• [EXERCISE]: State the number of lines in the material below that have "vazio" in them, without any other text.

## Start INPUT MATERIAL

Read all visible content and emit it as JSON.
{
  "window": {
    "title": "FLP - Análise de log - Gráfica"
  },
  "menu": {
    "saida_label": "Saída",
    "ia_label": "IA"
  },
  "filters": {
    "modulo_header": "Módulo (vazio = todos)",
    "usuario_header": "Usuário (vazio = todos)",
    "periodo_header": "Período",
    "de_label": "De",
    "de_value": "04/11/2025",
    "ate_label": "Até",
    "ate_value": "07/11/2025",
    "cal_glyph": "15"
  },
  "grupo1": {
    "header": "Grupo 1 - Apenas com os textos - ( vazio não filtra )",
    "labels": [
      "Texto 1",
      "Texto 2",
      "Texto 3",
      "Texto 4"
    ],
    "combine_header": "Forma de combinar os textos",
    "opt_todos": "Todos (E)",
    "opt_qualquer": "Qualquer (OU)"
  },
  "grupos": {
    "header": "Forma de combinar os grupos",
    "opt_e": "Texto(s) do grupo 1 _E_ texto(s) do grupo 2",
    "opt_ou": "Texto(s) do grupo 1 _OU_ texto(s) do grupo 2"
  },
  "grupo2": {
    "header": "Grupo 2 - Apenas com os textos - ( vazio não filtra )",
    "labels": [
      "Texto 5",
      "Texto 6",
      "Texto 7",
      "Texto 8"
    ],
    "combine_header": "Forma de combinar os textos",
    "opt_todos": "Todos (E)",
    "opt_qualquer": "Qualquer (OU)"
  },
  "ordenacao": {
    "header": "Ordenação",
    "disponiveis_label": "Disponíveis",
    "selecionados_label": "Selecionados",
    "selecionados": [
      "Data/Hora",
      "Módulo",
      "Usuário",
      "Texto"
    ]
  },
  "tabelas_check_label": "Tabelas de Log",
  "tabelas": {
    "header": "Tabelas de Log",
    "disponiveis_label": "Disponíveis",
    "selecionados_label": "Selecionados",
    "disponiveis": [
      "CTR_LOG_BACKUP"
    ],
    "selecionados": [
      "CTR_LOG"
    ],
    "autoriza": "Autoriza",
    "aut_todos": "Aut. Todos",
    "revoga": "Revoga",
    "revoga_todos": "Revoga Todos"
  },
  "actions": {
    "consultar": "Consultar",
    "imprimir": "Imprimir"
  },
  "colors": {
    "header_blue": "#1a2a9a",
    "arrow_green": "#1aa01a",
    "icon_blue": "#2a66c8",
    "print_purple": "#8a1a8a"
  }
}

## End INPUT MATERIAL

• [ANSWER]: 4